** Reading passage **
* Begin *
Fast radio bursts, or FRBs, were first discovered in 2007. Since then radio astronomers have detected a few dozen of these events. Although they last mere milliseconds at any single frequency, their great distances from Earth, and large quantities of intervening plasma, delay the arrival of their lower frequency components, spreading the signal out over a second or more and yielding a distinctive downward-swooping "whistle" across the typical radio receiver band.
"This discovery revolutionizes our picture of FRBs, some of which apparently manifest as both a whistle and a bang," said coauthor Derek Fox, a Penn State professor of astronomy and astrophysics. The radio whistle can be detected by ground-based radio telescopes, while the gamma-ray bang can be picked up by high-energy satellites like NASA's Swift mission. "Rate and distance estimates for FRBs suggest that, whatever they are, they are a relatively common phenomenon, occurring somewhere in the universe more than 2,000 times a day."
Efforts to identify FRB counterparts began soon after their discovery but have all come up empty until now. In its new study, the Penn State team, led by physics graduate student James DeLaunay, reported bright gamma-ray emissions from the fast radio burst FRB 131104, named after the date it occurred, Nov. 4, 2013. "I started this search for FRB counterparts without expecting to find anything," said DeLaunay. "This burst was the first that even had useful data to analyze. When I saw that it showed a possible gamma-ray counterpart, I couldn't believe my luck!"
* End *
** Provided data **
* Begin *
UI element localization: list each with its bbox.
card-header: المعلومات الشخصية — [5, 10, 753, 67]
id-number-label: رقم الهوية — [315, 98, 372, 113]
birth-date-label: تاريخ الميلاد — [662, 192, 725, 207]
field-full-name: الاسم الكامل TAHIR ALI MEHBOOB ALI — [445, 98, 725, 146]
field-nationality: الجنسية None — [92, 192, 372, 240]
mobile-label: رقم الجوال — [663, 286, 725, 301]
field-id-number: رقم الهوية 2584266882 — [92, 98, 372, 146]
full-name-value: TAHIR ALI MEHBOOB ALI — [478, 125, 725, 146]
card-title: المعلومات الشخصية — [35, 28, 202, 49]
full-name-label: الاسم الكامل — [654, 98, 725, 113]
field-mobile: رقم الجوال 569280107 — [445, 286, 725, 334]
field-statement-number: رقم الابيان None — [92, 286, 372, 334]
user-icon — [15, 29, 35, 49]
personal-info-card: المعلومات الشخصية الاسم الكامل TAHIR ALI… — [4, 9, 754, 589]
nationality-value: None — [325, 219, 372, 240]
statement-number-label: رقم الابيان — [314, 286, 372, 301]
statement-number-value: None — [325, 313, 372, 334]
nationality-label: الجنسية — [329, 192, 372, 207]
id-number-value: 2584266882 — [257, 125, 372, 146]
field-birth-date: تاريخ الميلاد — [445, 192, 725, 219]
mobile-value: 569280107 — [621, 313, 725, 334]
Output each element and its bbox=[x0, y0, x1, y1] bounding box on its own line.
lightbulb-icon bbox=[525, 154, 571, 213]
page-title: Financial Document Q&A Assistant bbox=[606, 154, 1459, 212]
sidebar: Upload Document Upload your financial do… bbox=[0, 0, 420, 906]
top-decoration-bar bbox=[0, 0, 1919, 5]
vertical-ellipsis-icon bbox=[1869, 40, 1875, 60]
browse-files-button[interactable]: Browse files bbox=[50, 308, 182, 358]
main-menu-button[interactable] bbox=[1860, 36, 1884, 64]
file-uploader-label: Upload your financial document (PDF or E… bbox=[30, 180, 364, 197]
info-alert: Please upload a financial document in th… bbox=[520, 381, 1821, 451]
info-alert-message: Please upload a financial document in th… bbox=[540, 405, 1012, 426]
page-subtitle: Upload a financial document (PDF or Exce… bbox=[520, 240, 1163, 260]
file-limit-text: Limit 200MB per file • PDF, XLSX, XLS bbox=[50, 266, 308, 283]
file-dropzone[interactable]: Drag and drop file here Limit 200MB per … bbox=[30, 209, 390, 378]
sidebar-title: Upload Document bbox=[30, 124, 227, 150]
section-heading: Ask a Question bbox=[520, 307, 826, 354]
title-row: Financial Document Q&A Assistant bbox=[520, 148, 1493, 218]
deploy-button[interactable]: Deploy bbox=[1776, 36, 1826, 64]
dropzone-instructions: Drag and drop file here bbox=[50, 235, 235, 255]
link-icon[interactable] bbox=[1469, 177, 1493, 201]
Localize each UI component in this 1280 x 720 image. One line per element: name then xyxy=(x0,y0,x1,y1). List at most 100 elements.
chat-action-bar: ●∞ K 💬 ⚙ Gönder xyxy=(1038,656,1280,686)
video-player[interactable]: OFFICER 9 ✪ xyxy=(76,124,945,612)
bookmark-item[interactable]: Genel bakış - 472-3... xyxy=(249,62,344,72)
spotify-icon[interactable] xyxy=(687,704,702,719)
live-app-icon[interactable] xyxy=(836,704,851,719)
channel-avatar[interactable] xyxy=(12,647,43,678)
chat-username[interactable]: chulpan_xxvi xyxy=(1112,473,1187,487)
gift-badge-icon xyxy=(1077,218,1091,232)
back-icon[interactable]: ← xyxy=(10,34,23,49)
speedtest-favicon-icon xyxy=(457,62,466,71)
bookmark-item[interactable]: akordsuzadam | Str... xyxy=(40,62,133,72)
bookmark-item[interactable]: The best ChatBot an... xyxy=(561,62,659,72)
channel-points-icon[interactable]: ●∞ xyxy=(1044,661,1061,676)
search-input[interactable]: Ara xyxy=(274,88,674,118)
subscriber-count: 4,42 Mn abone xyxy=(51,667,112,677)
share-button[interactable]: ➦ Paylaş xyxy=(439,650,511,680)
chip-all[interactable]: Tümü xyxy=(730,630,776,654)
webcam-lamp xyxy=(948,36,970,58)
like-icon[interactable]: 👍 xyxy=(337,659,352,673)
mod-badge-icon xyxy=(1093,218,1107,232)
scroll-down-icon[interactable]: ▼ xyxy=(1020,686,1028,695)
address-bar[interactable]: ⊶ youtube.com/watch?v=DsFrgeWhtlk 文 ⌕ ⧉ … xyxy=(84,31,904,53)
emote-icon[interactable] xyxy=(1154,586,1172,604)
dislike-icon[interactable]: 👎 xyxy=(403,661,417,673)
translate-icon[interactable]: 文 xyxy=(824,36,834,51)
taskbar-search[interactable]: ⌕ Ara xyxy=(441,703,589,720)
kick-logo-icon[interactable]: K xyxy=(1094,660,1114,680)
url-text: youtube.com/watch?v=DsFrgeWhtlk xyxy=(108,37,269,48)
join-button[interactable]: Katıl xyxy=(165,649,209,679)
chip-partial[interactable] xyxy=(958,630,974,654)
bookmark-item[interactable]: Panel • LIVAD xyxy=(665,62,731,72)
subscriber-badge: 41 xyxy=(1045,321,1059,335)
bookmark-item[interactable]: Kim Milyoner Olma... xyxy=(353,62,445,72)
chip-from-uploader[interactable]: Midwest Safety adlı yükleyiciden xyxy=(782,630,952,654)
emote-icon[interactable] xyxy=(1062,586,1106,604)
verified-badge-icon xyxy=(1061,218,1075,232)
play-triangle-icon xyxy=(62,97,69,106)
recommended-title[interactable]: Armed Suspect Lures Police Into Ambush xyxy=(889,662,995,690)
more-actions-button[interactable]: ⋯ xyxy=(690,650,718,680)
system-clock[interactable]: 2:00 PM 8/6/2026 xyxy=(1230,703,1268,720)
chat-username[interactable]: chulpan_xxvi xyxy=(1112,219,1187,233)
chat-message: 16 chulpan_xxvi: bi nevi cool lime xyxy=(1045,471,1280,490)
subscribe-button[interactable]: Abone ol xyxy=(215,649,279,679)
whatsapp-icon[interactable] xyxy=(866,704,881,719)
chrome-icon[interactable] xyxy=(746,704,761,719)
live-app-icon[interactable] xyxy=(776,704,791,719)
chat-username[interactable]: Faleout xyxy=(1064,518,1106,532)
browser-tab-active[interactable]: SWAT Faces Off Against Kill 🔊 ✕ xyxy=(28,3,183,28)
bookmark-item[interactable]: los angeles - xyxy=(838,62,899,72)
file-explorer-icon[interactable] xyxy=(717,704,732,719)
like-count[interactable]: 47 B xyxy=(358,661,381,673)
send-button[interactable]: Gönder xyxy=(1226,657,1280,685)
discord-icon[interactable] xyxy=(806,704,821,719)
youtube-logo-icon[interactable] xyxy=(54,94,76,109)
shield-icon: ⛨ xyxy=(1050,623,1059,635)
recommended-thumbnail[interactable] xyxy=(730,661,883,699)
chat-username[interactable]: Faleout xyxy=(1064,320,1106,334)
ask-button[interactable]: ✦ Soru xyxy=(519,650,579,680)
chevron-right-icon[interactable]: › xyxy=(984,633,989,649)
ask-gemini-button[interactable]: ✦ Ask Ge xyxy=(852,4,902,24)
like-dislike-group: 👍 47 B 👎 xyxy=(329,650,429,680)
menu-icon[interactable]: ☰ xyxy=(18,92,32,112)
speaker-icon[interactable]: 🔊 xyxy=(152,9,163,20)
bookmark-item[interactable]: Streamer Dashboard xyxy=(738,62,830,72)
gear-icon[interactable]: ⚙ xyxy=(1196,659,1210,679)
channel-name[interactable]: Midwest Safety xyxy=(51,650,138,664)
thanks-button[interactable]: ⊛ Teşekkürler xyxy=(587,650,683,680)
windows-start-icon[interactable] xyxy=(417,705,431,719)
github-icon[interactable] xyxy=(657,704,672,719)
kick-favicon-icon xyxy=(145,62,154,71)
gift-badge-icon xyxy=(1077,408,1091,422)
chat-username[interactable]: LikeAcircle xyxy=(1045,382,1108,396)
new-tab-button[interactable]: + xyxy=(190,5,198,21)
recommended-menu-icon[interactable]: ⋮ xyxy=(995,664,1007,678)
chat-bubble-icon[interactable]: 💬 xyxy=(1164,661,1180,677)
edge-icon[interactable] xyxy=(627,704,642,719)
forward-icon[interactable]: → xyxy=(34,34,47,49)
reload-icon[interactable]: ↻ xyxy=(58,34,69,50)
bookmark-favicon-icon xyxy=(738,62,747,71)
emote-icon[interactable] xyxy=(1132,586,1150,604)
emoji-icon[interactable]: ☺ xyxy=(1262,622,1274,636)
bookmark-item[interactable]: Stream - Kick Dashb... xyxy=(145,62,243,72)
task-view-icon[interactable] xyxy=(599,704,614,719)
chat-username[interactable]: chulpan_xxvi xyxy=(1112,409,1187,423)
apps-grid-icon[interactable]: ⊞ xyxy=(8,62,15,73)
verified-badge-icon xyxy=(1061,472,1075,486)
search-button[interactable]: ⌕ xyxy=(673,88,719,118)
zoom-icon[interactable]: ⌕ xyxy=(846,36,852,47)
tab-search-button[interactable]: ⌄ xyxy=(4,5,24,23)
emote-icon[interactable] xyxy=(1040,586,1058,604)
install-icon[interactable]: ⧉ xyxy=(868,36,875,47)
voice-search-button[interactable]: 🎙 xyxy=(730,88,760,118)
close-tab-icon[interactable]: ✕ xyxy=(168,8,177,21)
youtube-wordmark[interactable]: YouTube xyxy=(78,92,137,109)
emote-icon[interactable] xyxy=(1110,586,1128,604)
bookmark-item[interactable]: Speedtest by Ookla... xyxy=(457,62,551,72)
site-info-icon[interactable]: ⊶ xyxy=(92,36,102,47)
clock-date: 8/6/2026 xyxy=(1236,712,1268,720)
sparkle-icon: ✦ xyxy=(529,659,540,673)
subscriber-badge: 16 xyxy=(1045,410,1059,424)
* End *
** What to produce **
Quote every sentence that the fast radio burst passage attributes to a speaker, and name the speaker of each.

** Correct response **
- "This discovery revolutionizes our picture of FRBs, some of which apparently manifest as both a whistle and a bang." (Derek Fox)
- "Rate and distance estimates for FRBs suggest that, whatever they are, they are a relatively common phenomenon, occurring somewhere in the universe more than 2,000 times a day." (Derek Fox)
- "I started this search for FRB counterparts without expecting to find anything." (James DeLaunay)
- "This burst was the first that even had useful data to analyze." (James DeLaunay)
- "When I saw that it showed a possible gamma-ray counterpart, I couldn't believe my luck!" (James DeLaunay)